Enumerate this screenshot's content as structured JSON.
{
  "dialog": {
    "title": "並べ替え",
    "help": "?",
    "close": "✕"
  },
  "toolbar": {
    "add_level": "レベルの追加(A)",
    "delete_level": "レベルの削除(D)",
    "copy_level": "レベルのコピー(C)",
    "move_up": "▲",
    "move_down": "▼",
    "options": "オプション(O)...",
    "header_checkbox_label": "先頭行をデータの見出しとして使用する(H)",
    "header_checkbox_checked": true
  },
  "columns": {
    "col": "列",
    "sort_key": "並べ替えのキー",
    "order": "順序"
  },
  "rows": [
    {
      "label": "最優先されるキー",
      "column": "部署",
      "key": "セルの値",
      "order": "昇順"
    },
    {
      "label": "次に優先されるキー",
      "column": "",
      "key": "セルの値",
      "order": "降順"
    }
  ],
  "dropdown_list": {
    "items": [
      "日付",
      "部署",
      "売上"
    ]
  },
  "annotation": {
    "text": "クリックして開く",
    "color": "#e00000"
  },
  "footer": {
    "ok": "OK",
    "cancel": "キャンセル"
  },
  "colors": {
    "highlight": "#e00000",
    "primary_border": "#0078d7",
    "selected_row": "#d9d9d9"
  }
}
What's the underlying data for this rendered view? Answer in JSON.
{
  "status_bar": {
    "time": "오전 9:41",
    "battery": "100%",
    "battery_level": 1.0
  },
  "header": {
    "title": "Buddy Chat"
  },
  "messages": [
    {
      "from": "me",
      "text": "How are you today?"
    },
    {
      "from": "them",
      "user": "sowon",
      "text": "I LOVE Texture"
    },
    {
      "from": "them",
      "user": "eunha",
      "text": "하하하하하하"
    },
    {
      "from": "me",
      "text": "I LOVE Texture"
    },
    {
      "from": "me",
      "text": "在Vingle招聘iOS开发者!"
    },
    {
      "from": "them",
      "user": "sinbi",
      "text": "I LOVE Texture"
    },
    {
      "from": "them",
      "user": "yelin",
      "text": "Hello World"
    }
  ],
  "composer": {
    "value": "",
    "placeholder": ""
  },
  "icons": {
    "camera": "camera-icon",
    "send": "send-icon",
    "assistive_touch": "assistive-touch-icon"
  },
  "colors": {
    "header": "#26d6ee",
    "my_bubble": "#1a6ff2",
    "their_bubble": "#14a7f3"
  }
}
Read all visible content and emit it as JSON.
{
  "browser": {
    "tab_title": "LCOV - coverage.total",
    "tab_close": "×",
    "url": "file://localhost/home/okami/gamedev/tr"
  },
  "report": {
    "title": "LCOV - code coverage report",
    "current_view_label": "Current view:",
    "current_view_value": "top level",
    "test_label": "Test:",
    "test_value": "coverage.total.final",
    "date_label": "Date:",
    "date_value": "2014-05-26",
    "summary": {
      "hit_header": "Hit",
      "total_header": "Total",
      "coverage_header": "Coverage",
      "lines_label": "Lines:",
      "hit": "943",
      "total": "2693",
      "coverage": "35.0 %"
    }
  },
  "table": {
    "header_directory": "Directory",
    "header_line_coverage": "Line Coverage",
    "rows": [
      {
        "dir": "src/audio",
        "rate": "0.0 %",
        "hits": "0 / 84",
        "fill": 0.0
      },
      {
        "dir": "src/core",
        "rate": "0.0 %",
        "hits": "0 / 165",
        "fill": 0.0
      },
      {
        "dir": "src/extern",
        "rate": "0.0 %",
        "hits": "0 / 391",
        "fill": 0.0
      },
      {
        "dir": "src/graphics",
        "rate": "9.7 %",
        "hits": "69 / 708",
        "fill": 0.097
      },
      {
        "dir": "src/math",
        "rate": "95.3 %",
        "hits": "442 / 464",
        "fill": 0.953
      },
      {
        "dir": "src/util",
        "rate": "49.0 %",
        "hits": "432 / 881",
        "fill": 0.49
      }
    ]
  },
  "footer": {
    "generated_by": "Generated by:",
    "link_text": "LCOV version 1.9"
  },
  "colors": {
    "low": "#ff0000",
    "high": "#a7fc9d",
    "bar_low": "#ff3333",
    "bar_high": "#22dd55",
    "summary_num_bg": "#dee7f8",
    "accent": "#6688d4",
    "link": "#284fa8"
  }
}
--- --- ---
Required task
State the number of lines in the preceding entries that include the word "JSON". Provide nothing else.

Problem solution
3